-- Begin THE RECORDS --
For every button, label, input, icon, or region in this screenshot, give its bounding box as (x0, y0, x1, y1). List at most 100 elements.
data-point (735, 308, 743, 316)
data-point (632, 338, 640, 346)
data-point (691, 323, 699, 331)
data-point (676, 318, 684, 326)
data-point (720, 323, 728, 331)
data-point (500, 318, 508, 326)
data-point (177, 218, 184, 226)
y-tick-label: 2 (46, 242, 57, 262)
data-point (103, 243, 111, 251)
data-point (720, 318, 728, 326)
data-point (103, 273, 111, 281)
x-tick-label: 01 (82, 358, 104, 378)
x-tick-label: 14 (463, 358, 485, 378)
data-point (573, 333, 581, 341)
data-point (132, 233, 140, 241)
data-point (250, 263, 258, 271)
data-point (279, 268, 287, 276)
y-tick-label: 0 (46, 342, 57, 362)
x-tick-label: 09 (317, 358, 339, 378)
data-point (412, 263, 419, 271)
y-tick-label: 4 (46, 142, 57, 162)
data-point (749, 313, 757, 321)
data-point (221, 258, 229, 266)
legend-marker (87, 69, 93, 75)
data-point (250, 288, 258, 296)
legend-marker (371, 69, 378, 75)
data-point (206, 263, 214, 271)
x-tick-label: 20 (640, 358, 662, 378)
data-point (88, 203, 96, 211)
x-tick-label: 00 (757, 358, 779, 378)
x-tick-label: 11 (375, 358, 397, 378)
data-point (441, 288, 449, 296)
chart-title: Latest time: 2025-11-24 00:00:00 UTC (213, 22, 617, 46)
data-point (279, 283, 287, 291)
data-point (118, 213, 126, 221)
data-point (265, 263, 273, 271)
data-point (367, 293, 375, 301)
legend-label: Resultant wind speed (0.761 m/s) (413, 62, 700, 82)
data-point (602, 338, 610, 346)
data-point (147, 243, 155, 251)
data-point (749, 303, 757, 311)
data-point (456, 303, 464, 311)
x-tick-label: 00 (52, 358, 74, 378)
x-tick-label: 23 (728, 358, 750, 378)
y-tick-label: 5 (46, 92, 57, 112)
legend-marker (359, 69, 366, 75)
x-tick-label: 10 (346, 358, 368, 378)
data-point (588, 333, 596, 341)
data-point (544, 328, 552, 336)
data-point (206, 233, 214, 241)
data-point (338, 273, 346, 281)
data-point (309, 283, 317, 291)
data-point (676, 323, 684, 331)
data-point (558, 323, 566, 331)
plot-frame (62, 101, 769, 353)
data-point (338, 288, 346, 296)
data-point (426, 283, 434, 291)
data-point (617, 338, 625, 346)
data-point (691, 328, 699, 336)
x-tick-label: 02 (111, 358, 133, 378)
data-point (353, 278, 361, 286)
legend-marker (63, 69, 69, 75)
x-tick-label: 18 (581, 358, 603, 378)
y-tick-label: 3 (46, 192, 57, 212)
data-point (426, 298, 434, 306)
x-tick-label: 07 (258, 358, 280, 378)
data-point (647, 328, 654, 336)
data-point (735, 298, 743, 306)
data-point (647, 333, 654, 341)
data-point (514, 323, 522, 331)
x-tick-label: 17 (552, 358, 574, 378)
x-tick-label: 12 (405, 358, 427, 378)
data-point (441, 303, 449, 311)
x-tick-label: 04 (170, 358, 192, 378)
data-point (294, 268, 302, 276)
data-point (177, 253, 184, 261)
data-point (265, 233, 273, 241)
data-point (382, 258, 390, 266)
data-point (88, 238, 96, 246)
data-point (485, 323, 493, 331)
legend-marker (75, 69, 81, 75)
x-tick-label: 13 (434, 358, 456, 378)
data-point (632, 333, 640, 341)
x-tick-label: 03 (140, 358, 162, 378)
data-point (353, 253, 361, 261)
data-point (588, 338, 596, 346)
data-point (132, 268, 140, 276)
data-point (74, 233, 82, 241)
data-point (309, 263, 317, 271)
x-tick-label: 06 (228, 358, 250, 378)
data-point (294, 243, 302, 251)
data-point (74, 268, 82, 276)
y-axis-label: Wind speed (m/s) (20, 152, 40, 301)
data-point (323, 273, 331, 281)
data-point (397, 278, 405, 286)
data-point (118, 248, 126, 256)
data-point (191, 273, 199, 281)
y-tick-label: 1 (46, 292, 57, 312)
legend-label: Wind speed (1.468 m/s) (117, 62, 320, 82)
-- End THE RECORDS --
* GIVEN TASK
Output the material from its start through the line containing "x-tick-label: 00 (757, 358, 779, 378)" as a numbered list, leaving out any blank lines.

* SOLUTION
1. For every button, label, input, icon, or region in this screenshot, give its bounding box as (x0, y0, x1, y1). List at most 100 elements.
2. data-point (735, 308, 743, 316)
3. data-point (632, 338, 640, 346)
4. data-point (691, 323, 699, 331)
5. data-point (676, 318, 684, 326)
6. data-point (720, 323, 728, 331)
7. data-point (500, 318, 508, 326)
8. data-point (177, 218, 184, 226)
9. y-tick-label: 2 (46, 242, 57, 262)
10. data-point (103, 243, 111, 251)
11. data-point (720, 318, 728, 326)
12. data-point (103, 273, 111, 281)
13. x-tick-label: 01 (82, 358, 104, 378)
14. x-tick-label: 14 (463, 358, 485, 378)
15. data-point (573, 333, 581, 341)
16. data-point (132, 233, 140, 241)
17. data-point (250, 263, 258, 271)
18. data-point (279, 268, 287, 276)
19. y-tick-label: 0 (46, 342, 57, 362)
20. x-tick-label: 09 (317, 358, 339, 378)
21. data-point (412, 263, 419, 271)
22. y-tick-label: 4 (46, 142, 57, 162)
23. data-point (749, 313, 757, 321)
24. data-point (221, 258, 229, 266)
25. legend-marker (87, 69, 93, 75)
26. data-point (250, 288, 258, 296)
27. legend-marker (371, 69, 378, 75)
28. data-point (206, 263, 214, 271)
29. x-tick-label: 20 (640, 358, 662, 378)
30. data-point (88, 203, 96, 211)
31. x-tick-label: 00 (757, 358, 779, 378)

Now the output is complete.